> [ENTRIES SUPPLIED]
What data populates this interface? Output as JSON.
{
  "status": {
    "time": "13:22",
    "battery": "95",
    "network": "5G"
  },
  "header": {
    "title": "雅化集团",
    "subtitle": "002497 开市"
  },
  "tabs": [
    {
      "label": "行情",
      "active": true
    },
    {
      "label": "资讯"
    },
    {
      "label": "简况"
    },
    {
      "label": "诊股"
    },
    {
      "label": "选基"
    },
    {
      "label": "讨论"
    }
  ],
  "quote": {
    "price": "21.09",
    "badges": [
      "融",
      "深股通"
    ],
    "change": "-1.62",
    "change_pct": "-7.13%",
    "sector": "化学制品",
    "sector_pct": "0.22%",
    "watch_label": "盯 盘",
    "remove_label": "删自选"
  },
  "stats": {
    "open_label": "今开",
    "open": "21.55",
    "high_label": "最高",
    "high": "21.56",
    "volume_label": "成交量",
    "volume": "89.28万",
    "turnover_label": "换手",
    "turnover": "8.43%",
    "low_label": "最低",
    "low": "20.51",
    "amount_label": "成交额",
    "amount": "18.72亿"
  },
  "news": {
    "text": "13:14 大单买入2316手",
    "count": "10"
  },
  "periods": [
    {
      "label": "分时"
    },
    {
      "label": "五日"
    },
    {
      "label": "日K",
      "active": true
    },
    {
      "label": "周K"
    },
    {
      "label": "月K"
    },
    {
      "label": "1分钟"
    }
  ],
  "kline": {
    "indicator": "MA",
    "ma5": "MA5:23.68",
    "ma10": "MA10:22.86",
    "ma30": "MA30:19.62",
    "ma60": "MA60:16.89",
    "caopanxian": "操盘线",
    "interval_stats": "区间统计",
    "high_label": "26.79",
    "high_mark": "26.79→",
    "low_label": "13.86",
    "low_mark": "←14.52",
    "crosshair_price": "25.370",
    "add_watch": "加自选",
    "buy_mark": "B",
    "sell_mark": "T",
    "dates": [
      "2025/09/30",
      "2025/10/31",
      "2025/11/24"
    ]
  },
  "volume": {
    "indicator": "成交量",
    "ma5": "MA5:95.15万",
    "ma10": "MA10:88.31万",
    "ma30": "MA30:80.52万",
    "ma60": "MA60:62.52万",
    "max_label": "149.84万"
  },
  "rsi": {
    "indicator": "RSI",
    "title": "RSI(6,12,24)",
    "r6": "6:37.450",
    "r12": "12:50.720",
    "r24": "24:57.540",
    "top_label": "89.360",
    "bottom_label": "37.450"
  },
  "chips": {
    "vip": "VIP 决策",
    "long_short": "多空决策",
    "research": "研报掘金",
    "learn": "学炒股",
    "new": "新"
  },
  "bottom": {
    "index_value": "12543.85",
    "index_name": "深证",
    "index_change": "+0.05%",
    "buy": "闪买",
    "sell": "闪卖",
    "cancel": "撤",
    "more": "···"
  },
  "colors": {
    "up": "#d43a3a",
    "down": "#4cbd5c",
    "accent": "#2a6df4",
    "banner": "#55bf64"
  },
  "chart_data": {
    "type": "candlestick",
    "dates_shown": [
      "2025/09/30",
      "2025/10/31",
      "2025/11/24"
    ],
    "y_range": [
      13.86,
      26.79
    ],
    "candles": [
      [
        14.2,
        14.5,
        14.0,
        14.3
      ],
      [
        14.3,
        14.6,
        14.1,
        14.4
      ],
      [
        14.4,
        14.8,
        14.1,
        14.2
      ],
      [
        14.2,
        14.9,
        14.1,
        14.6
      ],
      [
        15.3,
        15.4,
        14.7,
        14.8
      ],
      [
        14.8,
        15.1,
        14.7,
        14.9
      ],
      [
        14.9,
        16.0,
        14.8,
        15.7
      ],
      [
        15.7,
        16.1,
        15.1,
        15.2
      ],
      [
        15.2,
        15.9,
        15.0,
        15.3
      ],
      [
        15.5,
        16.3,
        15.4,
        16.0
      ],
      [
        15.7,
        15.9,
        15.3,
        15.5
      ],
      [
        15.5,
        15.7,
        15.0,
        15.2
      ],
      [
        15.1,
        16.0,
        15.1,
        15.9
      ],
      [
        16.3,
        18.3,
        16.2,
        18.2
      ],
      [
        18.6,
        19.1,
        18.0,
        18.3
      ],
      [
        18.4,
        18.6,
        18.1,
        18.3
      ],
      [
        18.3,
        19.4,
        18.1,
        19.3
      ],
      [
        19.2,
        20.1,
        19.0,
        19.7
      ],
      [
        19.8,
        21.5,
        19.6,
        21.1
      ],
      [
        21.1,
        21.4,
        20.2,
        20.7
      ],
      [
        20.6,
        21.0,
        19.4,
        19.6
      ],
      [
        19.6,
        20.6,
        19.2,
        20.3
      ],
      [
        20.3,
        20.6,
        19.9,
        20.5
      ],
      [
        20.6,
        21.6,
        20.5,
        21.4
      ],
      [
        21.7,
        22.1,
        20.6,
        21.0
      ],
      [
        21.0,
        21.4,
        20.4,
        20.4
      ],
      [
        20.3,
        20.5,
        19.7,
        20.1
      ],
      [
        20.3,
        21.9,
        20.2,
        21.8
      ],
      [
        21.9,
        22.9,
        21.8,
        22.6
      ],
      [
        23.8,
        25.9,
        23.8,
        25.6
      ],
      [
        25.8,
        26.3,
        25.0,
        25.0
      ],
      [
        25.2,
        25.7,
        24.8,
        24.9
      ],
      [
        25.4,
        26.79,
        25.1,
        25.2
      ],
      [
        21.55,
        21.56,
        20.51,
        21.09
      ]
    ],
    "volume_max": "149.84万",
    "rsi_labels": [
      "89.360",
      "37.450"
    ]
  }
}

> [TO DO] Retype the material above, line by line, exactly.

> [TASK ANSWER]
What data populates this interface? Output as JSON.
{
  "status": {
    "time": "13:22",
    "battery": "95",
    "network": "5G"
  },
  "header": {
    "title": "雅化集团",
    "subtitle": "002497 开市"
  },
  "tabs": [
    {
      "label": "行情",
      "active": true
    },
    {
      "label": "资讯"
    },
    {
      "label": "简况"
    },
    {
      "label": "诊股"
    },
    {
      "label": "选基"
    },
    {
      "label": "讨论"
    }
  ],
  "quote": {
    "price": "21.09",
    "badges": [
      "融",
      "深股通"
    ],
    "change": "-1.62",
    "change_pct": "-7.13%",
    "sector": "化学制品",
    "sector_pct": "0.22%",
    "watch_label": "盯 盘",
    "remove_label": "删自选"
  },
  "stats": {
    "open_label": "今开",
    "open": "21.55",
    "high_label": "最高",
    "high": "21.56",
    "volume_label": "成交量",
    "volume": "89.28万",
    "turnover_label": "换手",
    "turnover": "8.43%",
    "low_label": "最低",
    "low": "20.51",
    "amount_label": "成交额",
    "amount": "18.72亿"
  },
  "news": {
    "text": "13:14 大单买入2316手",
    "count": "10"
  },
  "periods": [
    {
      "label": "分时"
    },
    {
      "label": "五日"
    },
    {
      "label": "日K",
      "active": true
    },
    {
      "label": "周K"
    },
    {
      "label": "月K"
    },
    {
      "label": "1分钟"
    }
  ],
  "kline": {
    "indicator": "MA",
    "ma5": "MA5:23.68",
    "ma10": "MA10:22.86",
    "ma30": "MA30:19.62",
    "ma60": "MA60:16.89",
    "caopanxian": "操盘线",
    "interval_stats": "区间统计",
    "high_label": "26.79",
    "high_mark": "26.79→",
    "low_label": "13.86",
    "low_mark": "←14.52",
    "crosshair_price": "25.370",
    "add_watch": "加自选",
    "buy_mark": "B",
    "sell_mark": "T",
    "dates": [
      "2025/09/30",
      "2025/10/31",
      "2025/11/24"
    ]
  },
  "volume": {
    "indicator": "成交量",
    "ma5": "MA5:95.15万",
    "ma10": "MA10:88.31万",
    "ma30": "MA30:80.52万",
    "ma60": "MA60:62.52万",
    "max_label": "149.84万"
  },
  "rsi": {
    "indicator": "RSI",
    "title": "RSI(6,12,24)",
    "r6": "6:37.450",
    "r12": "12:50.720",
    "r24": "24:57.540",
    "top_label": "89.360",
    "bottom_label": "37.450"
  },
  "chips": {
    "vip": "VIP 决策",
    "long_short": "多空决策",
    "research": "研报掘金",
    "learn": "学炒股",
    "new": "新"
  },
  "bottom": {
    "index_value": "12543.85",
    "index_name": "深证",
    "index_change": "+0.05%",
    "buy": "闪买",
    "sell": "闪卖",
    "cancel": "撤",
    "more": "···"
  },
  "colors": {
    "up": "#d43a3a",
    "down": "#4cbd5c",
    "accent": "#2a6df4",
    "banner": "#55bf64"
  },
  "chart_data": {
    "type": "candlestick",
    "dates_shown": [
      "2025/09/30",
      "2025/10/31",
      "2025/11/24"
    ],
    "y_range": [
      13.86,
      26.79
    ],
    "candles": [
      [
        14.2,
        14.5,
        14.0,
        14.3
      ],
      [
        14.3,
        14.6,
        14.1,
        14.4
      ],
      [
        14.4,
        14.8,
        14.1,
        14.2
      ],
      [
        14.2,
        14.9,
        14.1,
        14.6
      ],
      [
        15.3,
        15.4,
        14.7,
        14.8
      ],
      [
        14.8,
        15.1,
        14.7,
        14.9
      ],
      [
        14.9,
        16.0,
        14.8,
        15.7
      ],
      [
        15.7,
        16.1,
        15.1,
        15.2
      ],
      [
        15.2,
        15.9,
        15.0,
        15.3
      ],
      [
        15.5,
        16.3,
        15.4,
        16.0
      ],
      [
        15.7,
        15.9,
        15.3,
        15.5
      ],
      [
        15.5,
        15.7,
        15.0,
        15.2
      ],
      [
        15.1,
        16.0,
        15.1,
        15.9
      ],
      [
        16.3,
        18.3,
        16.2,
        18.2
      ],
      [
        18.6,
        19.1,
        18.0,
        18.3
      ],
      [
        18.4,
        18.6,
        18.1,
        18.3
      ],
      [
        18.3,
        19.4,
        18.1,
        19.3
      ],
      [
        19.2,
        20.1,
        19.0,
        19.7
      ],
      [
        19.8,
        21.5,
        19.6,
        21.1
      ],
      [
        21.1,
        21.4,
        20.2,
        20.7
      ],
      [
        20.6,
        21.0,
        19.4,
        19.6
      ],
      [
        19.6,
        20.6,
        19.2,
        20.3
      ],
      [
        20.3,
        20.6,
        19.9,
        20.5
      ],
      [
        20.6,
        21.6,
        20.5,
        21.4
      ],
      [
        21.7,
        22.1,
        20.6,
        21.0
      ],
      [
        21.0,
        21.4,
        20.4,
        20.4
      ],
      [
        20.3,
        20.5,
        19.7,
        20.1
      ],
      [
        20.3,
        21.9,
        20.2,
        21.8
      ],
      [
        21.9,
        22.9,
        21.8,
        22.6
      ],
      [
        23.8,
        25.9,
        23.8,
        25.6
      ],
      [
        25.8,
        26.3,
        25.0,
        25.0
      ],
      [
        25.2,
        25.7,
        24.8,
        24.9
      ],
      [
        25.4,
        26.79,
        25.1,
        25.2
      ],
      [
        21.55,
        21.56,
        20.51,
        21.09
      ]
    ],
    "volume_max": "149.84万",
    "rsi_labels": [
      "89.360",
      "37.450"
    ]
  }
}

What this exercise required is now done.